*** Extracted data
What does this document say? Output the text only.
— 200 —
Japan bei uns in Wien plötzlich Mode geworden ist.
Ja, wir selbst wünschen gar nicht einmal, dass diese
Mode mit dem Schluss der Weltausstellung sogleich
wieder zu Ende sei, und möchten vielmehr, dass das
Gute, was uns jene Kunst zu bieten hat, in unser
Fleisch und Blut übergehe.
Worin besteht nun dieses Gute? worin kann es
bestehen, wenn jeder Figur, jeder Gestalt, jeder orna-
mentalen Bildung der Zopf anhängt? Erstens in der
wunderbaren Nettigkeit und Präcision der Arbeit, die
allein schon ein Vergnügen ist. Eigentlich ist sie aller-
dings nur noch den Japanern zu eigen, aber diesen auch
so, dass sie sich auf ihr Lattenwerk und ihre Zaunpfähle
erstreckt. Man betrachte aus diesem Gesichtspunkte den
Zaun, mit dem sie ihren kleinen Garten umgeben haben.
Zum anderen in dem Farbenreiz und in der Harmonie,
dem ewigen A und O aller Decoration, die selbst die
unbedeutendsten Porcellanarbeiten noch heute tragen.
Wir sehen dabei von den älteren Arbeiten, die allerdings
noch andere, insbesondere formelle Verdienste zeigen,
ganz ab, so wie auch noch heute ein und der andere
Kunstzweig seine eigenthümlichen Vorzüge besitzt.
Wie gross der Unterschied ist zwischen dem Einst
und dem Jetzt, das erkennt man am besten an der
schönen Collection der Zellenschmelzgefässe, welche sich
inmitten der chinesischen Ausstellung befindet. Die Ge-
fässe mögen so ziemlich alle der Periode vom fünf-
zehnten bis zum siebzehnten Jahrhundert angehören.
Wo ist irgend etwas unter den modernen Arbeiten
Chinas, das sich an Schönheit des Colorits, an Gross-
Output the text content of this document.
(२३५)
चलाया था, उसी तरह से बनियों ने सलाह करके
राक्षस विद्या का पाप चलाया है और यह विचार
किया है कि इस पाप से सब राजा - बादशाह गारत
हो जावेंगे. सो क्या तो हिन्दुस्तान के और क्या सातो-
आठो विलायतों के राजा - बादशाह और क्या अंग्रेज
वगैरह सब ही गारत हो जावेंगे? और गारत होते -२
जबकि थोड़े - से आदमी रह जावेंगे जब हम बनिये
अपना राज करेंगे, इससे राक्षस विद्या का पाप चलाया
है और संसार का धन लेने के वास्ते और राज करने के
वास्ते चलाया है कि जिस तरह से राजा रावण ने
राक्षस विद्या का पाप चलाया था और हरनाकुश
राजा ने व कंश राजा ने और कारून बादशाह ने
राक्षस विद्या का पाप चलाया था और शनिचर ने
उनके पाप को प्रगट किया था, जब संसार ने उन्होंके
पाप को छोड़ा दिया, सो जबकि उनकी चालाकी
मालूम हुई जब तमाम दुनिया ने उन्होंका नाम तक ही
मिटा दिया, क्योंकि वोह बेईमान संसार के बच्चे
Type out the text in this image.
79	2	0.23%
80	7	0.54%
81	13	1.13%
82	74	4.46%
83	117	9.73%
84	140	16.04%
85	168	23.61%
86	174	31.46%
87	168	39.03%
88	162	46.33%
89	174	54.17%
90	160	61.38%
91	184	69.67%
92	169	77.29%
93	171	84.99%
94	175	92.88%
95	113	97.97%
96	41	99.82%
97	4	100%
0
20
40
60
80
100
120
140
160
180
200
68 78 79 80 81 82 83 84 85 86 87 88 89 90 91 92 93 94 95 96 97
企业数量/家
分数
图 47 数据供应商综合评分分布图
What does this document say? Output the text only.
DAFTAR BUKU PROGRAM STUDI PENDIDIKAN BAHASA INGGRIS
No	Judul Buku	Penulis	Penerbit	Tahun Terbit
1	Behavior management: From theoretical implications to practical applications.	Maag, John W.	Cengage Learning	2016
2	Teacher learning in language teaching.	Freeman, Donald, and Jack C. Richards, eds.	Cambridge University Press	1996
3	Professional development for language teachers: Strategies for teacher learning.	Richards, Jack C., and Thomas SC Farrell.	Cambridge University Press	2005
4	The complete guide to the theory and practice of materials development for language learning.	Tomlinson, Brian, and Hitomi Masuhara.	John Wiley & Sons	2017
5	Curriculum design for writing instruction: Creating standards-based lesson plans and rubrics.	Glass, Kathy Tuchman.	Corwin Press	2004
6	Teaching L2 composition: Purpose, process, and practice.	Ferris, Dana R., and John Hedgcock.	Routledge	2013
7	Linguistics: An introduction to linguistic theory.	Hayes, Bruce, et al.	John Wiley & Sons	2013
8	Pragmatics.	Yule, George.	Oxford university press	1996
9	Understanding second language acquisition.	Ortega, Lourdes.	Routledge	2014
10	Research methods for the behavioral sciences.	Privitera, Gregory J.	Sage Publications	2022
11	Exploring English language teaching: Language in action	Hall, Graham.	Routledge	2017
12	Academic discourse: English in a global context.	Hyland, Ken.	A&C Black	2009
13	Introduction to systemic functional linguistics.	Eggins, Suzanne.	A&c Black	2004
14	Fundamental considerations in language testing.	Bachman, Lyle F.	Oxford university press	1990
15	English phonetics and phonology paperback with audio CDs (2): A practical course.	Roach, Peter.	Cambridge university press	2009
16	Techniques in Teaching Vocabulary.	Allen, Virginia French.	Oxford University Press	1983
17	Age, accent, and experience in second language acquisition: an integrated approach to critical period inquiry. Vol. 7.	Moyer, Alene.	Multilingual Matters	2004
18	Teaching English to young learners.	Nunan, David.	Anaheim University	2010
******
* **Stated problem**: Return all lines containing the word "Jack".

* **Response below**:
2	Teacher learning in language teaching.	Freeman, Donald, and Jack C. Richards, eds.	Cambridge University Press	1996
3	Professional development for language teachers: Strategies for teacher learning.	Richards, Jack C., and Thomas SC Farrell.	Cambridge University Press	2005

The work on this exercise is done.